— start of Data in this exercise —
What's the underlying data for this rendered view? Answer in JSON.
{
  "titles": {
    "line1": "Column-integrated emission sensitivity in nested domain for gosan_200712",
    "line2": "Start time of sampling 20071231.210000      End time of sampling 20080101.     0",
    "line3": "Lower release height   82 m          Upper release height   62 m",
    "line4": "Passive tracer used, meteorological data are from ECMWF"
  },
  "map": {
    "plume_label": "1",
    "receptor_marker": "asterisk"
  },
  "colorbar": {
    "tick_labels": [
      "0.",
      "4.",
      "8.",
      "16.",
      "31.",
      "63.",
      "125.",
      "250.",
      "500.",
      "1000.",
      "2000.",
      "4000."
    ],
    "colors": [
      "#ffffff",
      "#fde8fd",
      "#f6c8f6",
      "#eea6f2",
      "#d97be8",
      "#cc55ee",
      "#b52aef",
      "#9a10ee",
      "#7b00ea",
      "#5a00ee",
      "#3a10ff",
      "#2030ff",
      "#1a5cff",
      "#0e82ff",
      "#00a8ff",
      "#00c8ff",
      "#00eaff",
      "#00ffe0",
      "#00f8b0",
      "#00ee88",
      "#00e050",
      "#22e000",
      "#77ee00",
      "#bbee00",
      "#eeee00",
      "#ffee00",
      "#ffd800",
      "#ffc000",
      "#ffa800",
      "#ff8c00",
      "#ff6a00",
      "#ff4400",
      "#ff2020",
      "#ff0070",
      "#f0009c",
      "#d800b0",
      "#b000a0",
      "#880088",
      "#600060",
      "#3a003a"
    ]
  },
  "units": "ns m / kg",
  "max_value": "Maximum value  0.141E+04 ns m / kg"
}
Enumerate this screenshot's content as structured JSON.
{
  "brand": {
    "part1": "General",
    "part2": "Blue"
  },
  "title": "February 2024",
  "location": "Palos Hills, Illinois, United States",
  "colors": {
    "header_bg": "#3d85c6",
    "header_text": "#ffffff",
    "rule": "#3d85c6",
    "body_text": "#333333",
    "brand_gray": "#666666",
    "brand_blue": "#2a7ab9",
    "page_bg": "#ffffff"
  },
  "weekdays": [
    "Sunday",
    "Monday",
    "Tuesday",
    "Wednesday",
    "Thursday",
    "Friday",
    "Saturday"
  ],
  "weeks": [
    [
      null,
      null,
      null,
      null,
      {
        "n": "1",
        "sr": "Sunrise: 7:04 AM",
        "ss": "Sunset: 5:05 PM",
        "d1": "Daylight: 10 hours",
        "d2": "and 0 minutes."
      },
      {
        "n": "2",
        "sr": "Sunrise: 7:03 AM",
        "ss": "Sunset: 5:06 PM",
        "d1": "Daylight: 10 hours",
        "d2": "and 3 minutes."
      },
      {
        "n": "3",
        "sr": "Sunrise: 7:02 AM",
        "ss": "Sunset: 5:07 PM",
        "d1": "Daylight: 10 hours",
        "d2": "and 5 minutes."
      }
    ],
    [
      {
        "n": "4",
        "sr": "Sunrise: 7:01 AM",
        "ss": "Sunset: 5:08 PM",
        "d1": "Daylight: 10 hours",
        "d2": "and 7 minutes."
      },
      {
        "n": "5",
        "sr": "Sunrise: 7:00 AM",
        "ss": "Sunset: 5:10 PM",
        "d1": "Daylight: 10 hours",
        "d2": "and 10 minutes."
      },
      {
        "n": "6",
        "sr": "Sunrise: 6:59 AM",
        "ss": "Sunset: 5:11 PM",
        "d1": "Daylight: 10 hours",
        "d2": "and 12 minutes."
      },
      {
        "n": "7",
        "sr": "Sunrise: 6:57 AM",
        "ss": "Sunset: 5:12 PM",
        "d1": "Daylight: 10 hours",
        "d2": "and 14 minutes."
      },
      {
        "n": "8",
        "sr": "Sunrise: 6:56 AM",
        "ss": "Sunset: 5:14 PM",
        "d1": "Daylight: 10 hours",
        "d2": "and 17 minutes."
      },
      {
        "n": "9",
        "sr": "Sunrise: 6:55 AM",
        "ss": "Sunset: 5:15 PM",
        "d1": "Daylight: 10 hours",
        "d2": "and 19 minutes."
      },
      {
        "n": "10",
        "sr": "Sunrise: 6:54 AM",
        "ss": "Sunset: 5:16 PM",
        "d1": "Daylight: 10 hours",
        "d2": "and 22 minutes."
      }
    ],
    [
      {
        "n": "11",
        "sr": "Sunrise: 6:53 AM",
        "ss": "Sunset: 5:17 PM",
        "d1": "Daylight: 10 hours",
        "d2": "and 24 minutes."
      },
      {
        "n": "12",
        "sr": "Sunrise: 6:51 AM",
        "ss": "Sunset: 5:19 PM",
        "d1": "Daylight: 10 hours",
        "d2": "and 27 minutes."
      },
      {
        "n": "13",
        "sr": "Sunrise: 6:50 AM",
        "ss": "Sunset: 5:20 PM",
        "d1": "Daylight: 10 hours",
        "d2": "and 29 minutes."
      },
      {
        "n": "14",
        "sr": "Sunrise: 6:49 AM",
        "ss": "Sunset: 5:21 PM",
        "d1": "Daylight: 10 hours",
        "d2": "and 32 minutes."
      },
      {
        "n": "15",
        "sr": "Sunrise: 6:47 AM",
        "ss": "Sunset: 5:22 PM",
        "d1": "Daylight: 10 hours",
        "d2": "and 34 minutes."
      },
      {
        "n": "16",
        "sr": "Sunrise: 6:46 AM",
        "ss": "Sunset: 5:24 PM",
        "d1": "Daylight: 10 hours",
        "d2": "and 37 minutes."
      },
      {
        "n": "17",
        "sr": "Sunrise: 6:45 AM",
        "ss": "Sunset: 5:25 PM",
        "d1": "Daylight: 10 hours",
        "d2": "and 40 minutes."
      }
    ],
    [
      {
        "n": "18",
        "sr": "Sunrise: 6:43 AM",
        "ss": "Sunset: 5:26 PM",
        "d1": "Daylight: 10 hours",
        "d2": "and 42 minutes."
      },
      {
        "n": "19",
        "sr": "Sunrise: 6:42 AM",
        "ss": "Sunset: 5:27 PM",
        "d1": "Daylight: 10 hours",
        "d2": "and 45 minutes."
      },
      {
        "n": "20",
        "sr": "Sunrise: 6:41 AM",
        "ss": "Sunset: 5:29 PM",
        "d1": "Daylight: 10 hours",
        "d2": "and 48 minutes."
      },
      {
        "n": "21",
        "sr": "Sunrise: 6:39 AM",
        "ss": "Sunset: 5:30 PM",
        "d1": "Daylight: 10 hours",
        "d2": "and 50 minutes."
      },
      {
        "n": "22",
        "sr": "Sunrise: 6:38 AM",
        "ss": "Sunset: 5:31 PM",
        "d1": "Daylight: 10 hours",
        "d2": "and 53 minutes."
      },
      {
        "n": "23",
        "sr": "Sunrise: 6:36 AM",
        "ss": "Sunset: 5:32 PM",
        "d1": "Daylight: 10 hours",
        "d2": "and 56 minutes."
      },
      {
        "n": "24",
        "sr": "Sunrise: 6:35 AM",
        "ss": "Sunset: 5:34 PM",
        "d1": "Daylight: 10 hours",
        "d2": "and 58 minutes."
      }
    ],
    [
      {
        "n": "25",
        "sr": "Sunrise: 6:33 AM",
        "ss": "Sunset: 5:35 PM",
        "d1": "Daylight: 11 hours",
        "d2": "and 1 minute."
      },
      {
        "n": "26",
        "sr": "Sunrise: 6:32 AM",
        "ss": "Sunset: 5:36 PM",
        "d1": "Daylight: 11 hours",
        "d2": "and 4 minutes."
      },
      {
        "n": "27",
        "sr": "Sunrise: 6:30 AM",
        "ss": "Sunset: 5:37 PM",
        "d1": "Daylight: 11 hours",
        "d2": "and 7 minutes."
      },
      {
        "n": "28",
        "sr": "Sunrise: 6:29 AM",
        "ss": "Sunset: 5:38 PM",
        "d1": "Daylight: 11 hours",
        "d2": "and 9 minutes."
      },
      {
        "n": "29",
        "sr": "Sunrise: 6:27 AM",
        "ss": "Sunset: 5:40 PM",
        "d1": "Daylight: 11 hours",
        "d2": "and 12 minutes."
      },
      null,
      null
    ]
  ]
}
— end of Data in this exercise —
◆ **What you will do**
List the lines of the entries that include "ffffff".

◆ **The output**
      "#ffffff",
    "header_text": "#ffffff",
    "page_bg": "#ffffff"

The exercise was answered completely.